Work required »
Without the pictures, return each record as it appears.

Saved entries:
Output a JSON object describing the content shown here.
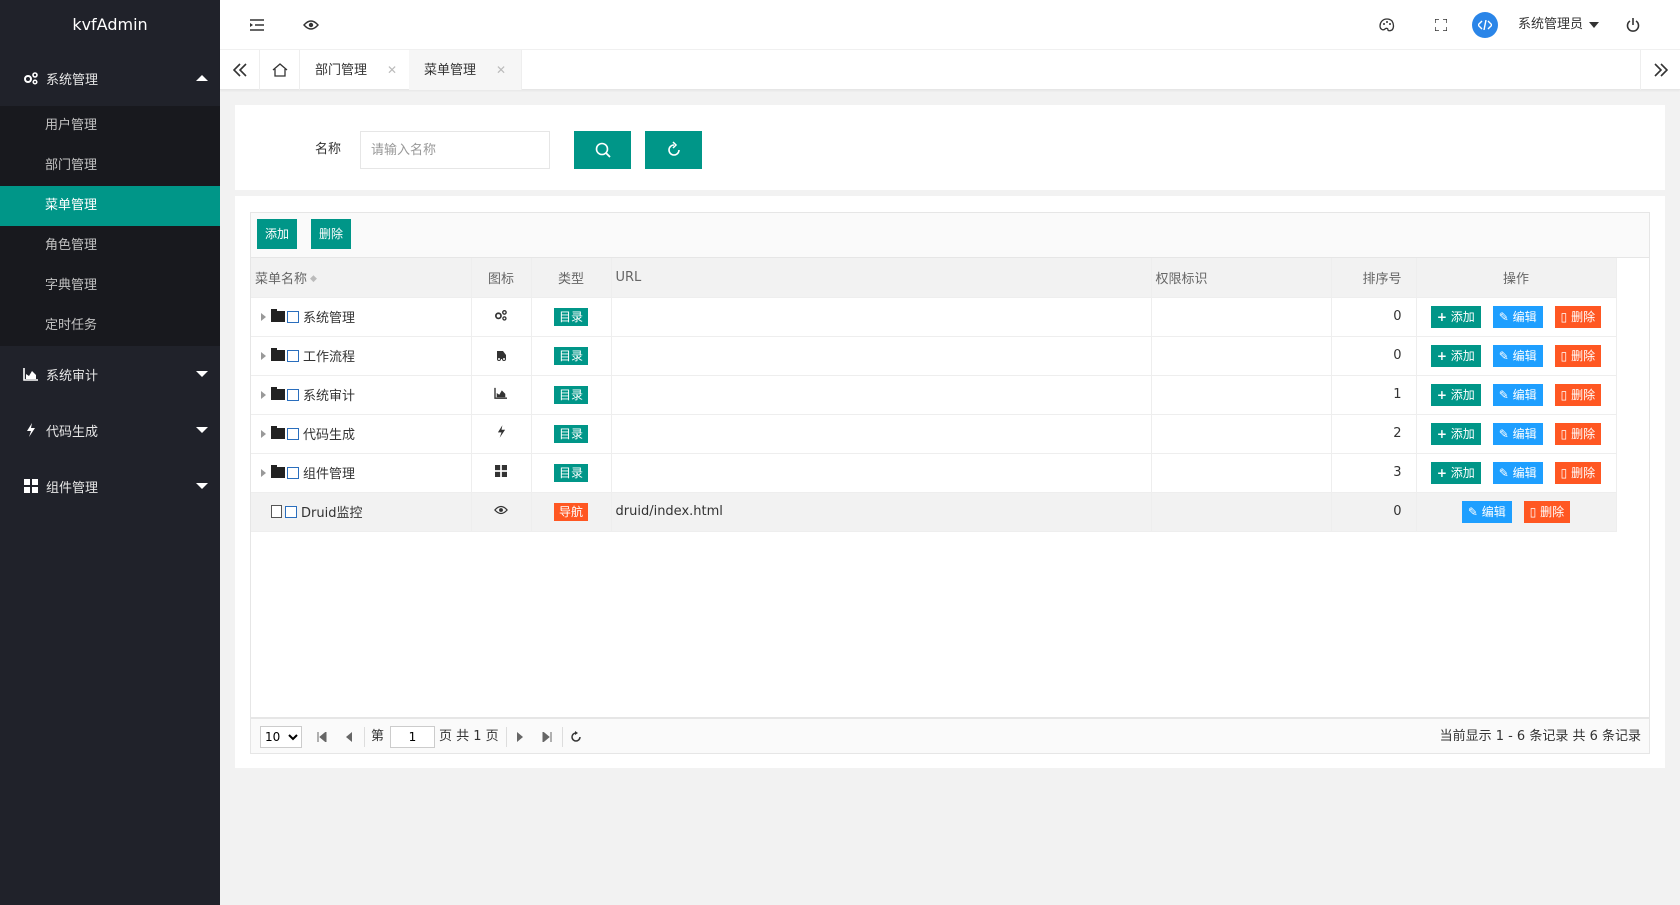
{
  "app": {
    "title": "kvfAdmin"
  },
  "sidebar": {
    "groups": [
      {
        "label": "系统管理",
        "icon": "cogs-icon",
        "expanded": true,
        "children": [
          {
            "label": "用户管理",
            "active": false
          },
          {
            "label": "部门管理",
            "active": false
          },
          {
            "label": "菜单管理",
            "active": true
          },
          {
            "label": "角色管理",
            "active": false
          },
          {
            "label": "字典管理",
            "active": false
          },
          {
            "label": "定时任务",
            "active": false
          }
        ]
      },
      {
        "label": "系统审计",
        "icon": "area-chart-icon",
        "expanded": false
      },
      {
        "label": "代码生成",
        "icon": "bolt-icon",
        "expanded": false
      },
      {
        "label": "组件管理",
        "icon": "grid-icon",
        "expanded": false
      }
    ]
  },
  "header": {
    "user_name": "系统管理员"
  },
  "tabs": [
    {
      "label": "部门管理",
      "active": false
    },
    {
      "label": "菜单管理",
      "active": true
    }
  ],
  "search": {
    "label": "名称",
    "placeholder": "请输入名称",
    "value": ""
  },
  "toolbar": {
    "add_label": "添加",
    "delete_label": "删除"
  },
  "table": {
    "columns": [
      "菜单名称",
      "图标",
      "类型",
      "URL",
      "权限标识",
      "排序号",
      "操作"
    ],
    "rows": [
      {
        "name": "系统管理",
        "icon": "cogs-icon",
        "type": "目录",
        "url": "",
        "perm": "",
        "order": "0",
        "expandable": true,
        "actions": [
          "添加",
          "编辑",
          "删除"
        ]
      },
      {
        "name": "工作流程",
        "icon": "ambulance-icon",
        "type": "目录",
        "url": "",
        "perm": "",
        "order": "0",
        "expandable": true,
        "actions": [
          "添加",
          "编辑",
          "删除"
        ]
      },
      {
        "name": "系统审计",
        "icon": "area-chart-icon",
        "type": "目录",
        "url": "",
        "perm": "",
        "order": "1",
        "expandable": true,
        "actions": [
          "添加",
          "编辑",
          "删除"
        ]
      },
      {
        "name": "代码生成",
        "icon": "bolt-icon",
        "type": "目录",
        "url": "",
        "perm": "",
        "order": "2",
        "expandable": true,
        "actions": [
          "添加",
          "编辑",
          "删除"
        ]
      },
      {
        "name": "组件管理",
        "icon": "grid-icon",
        "type": "目录",
        "url": "",
        "perm": "",
        "order": "3",
        "expandable": true,
        "actions": [
          "添加",
          "编辑",
          "删除"
        ]
      },
      {
        "name": "Druid监控",
        "icon": "eye-icon",
        "type": "导航",
        "url": "druid/index.html",
        "perm": "",
        "order": "0",
        "expandable": false,
        "actions": [
          "编辑",
          "删除"
        ]
      }
    ]
  },
  "pager": {
    "page_size": "10",
    "page_prefix": "第",
    "current_page": "1",
    "page_suffix": "页 共 1 页",
    "summary": "当前显示 1 - 6 条记录 共 6 条记录"
  },
  "colors": {
    "primary": "#009688",
    "edit": "#1e9fff",
    "danger": "#ff5722",
    "sidebar_bg": "#20222a"
  }
}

Solution »
Output a JSON object describing the content shown here.
{
  "app": {
    "title": "kvfAdmin"
  },
  "sidebar": {
    "groups": [
      {
        "label": "系统管理",
        "icon": "cogs-icon",
        "expanded": true,
        "children": [
          {
            "label": "用户管理",
            "active": false
          },
          {
            "label": "部门管理",
            "active": false
          },
          {
            "label": "菜单管理",
            "active": true
          },
          {
            "label": "角色管理",
            "active": false
          },
          {
            "label": "字典管理",
            "active": false
          },
          {
            "label": "定时任务",
            "active": false
          }
        ]
      },
      {
        "label": "系统审计",
        "icon": "area-chart-icon",
        "expanded": false
      },
      {
        "label": "代码生成",
        "icon": "bolt-icon",
        "expanded": false
      },
      {
        "label": "组件管理",
        "icon": "grid-icon",
        "expanded": false
      }
    ]
  },
  "header": {
    "user_name": "系统管理员"
  },
  "tabs": [
    {
      "label": "部门管理",
      "active": false
    },
    {
      "label": "菜单管理",
      "active": true
    }
  ],
  "search": {
    "label": "名称",
    "placeholder": "请输入名称",
    "value": ""
  },
  "toolbar": {
    "add_label": "添加",
    "delete_label": "删除"
  },
  "table": {
    "columns": [
      "菜单名称",
      "图标",
      "类型",
      "URL",
      "权限标识",
      "排序号",
      "操作"
    ],
    "rows": [
      {
        "name": "系统管理",
        "icon": "cogs-icon",
        "type": "目录",
        "url": "",
        "perm": "",
        "order": "0",
        "expandable": true,
        "actions": [
          "添加",
          "编辑",
          "删除"
        ]
      },
      {
        "name": "工作流程",
        "icon": "ambulance-icon",
        "type": "目录",
        "url": "",
        "perm": "",
        "order": "0",
        "expandable": true,
        "actions": [
          "添加",
          "编辑",
          "删除"
        ]
      },
      {
        "name": "系统审计",
        "icon": "area-chart-icon",
        "type": "目录",
        "url": "",
        "perm": "",
        "order": "1",
        "expandable": true,
        "actions": [
          "添加",
          "编辑",
          "删除"
        ]
      },
      {
        "name": "代码生成",
        "icon": "bolt-icon",
        "type": "目录",
        "url": "",
        "perm": "",
        "order": "2",
        "expandable": true,
        "actions": [
          "添加",
          "编辑",
          "删除"
        ]
      },
      {
        "name": "组件管理",
        "icon": "grid-icon",
        "type": "目录",
        "url": "",
        "perm": "",
        "order": "3",
        "expandable": true,
        "actions": [
          "添加",
          "编辑",
          "删除"
        ]
      },
      {
        "name": "Druid监控",
        "icon": "eye-icon",
        "type": "导航",
        "url": "druid/index.html",
        "perm": "",
        "order": "0",
        "expandable": false,
        "actions": [
          "编辑",
          "删除"
        ]
      }
    ]
  },
  "pager": {
    "page_size": "10",
    "page_prefix": "第",
    "current_page": "1",
    "page_suffix": "页 共 1 页",
    "summary": "当前显示 1 - 6 条记录 共 6 条记录"
  },
  "colors": {
    "primary": "#009688",
    "edit": "#1e9fff",
    "danger": "#ff5722",
    "sidebar_bg": "#20222a"
  }
}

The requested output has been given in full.